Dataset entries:
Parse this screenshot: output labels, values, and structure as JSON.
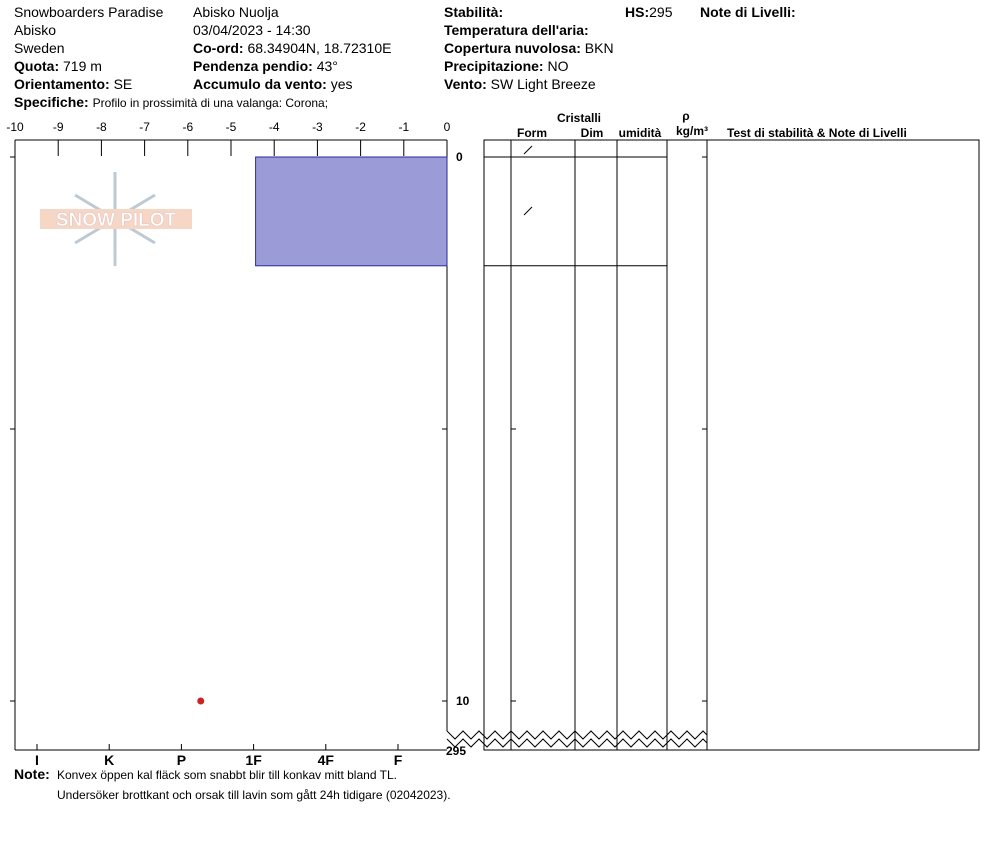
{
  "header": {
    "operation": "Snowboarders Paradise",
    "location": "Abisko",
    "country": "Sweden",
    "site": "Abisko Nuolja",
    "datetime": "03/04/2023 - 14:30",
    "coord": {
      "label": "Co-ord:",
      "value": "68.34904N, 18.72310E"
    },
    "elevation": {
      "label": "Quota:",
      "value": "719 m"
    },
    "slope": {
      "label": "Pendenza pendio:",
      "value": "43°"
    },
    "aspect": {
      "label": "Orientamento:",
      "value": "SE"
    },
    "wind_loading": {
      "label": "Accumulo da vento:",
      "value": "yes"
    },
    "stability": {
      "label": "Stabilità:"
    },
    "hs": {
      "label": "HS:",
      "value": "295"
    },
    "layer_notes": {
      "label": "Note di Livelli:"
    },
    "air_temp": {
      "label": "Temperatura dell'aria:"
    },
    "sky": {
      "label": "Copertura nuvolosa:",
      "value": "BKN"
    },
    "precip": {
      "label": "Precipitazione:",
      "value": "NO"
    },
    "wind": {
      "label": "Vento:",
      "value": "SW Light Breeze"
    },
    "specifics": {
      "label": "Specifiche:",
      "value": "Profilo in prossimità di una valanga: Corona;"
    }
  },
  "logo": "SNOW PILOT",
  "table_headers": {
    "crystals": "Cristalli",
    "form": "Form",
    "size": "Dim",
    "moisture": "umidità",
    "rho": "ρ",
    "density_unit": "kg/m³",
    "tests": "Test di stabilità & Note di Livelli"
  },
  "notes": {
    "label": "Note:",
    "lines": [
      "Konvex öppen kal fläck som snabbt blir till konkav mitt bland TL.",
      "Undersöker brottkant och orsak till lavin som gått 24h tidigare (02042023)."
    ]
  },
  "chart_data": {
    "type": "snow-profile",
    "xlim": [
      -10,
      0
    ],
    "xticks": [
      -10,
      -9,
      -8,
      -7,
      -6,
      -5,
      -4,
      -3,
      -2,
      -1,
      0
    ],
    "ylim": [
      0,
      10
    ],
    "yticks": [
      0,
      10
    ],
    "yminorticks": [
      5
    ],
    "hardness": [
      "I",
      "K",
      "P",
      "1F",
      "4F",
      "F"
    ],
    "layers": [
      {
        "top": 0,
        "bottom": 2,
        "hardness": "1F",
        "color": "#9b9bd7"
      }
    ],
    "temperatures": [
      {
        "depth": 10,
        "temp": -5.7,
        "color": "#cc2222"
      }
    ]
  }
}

■ **Set exercise**:
Determine how many lines of the material include the string "Livelli". Output only that count.

■ **Full answer**:
2